• TASK DIRECTIONS:
How many of the lines below include "this"? Give the number and no other words.

━━ DATA TO USE

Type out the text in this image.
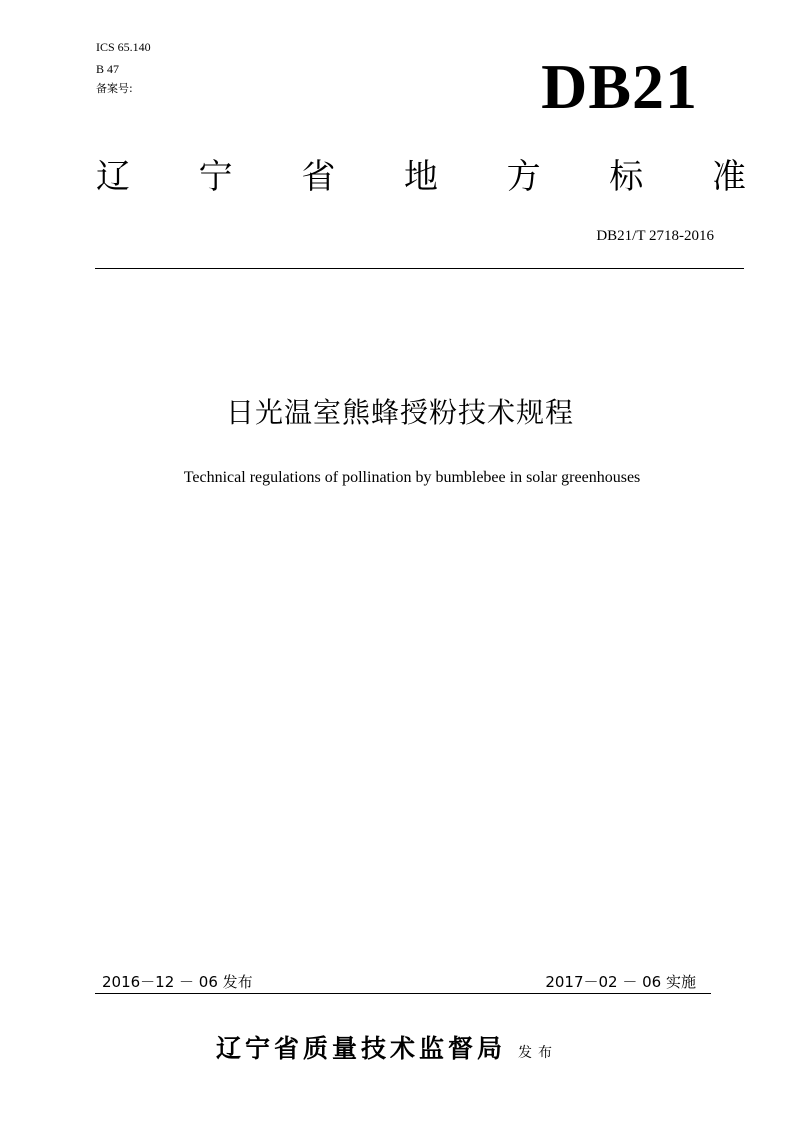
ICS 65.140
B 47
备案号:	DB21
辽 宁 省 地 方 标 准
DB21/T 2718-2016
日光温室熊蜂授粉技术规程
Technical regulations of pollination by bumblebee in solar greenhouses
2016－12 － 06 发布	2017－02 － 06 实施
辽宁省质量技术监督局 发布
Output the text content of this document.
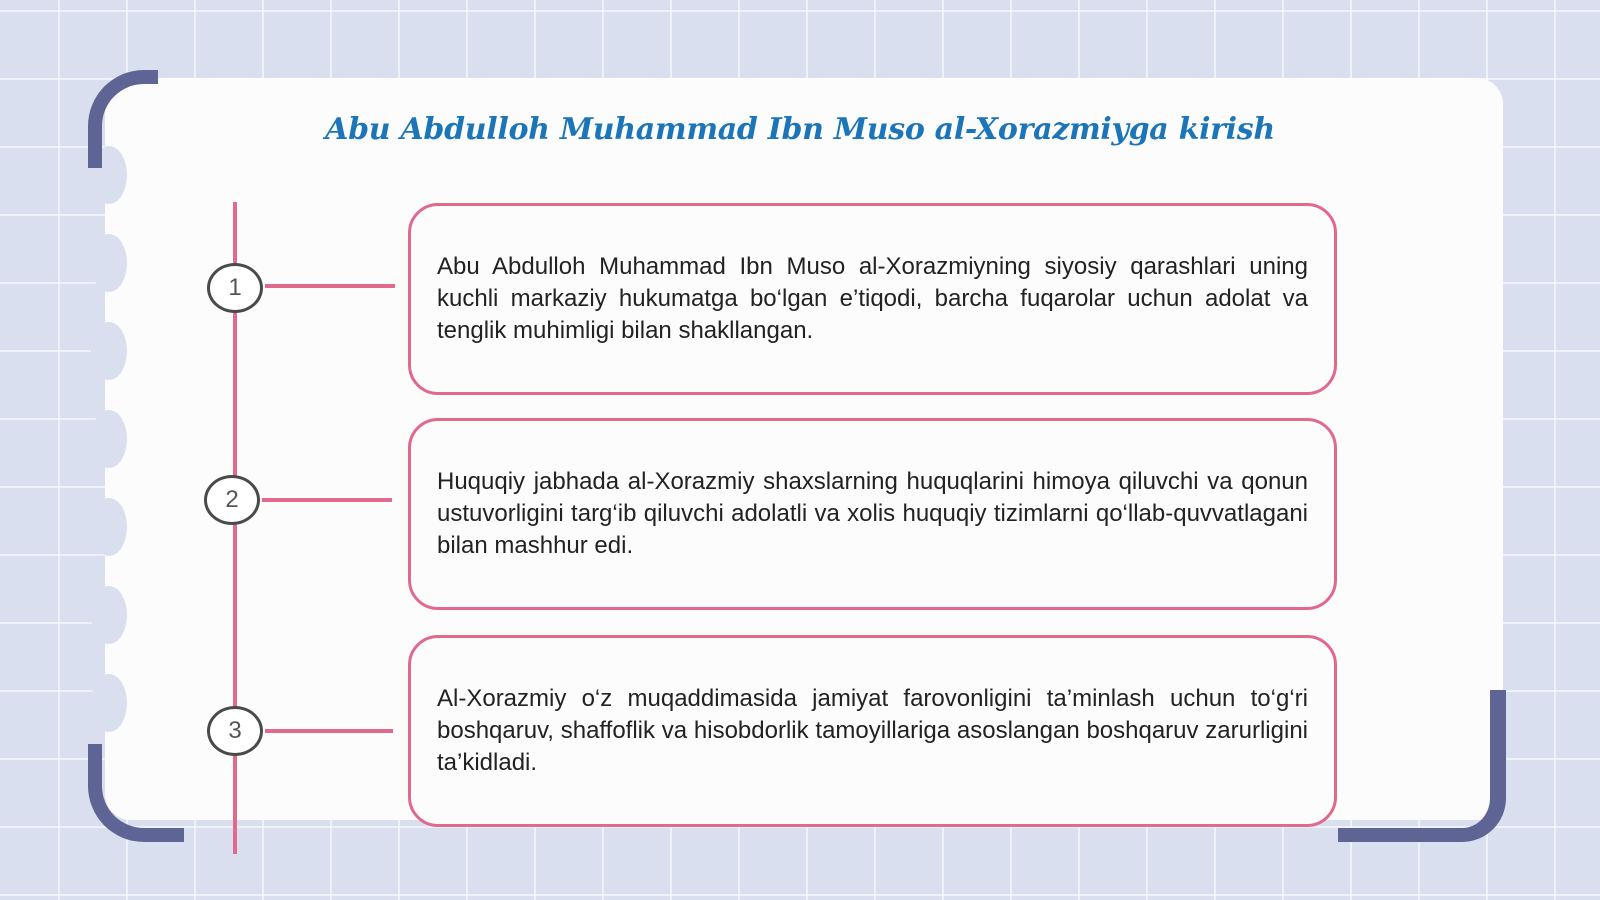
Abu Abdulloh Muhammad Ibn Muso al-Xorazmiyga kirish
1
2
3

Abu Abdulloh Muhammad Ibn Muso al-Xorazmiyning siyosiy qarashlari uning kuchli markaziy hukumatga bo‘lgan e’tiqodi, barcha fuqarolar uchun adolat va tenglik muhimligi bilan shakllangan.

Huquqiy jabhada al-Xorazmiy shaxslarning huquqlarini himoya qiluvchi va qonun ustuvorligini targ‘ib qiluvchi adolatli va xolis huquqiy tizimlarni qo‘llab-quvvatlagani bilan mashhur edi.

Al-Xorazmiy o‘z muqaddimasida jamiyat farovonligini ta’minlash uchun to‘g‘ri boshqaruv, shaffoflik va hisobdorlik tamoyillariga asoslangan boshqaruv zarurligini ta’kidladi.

━━━━

• SOLUTION BELOW:
2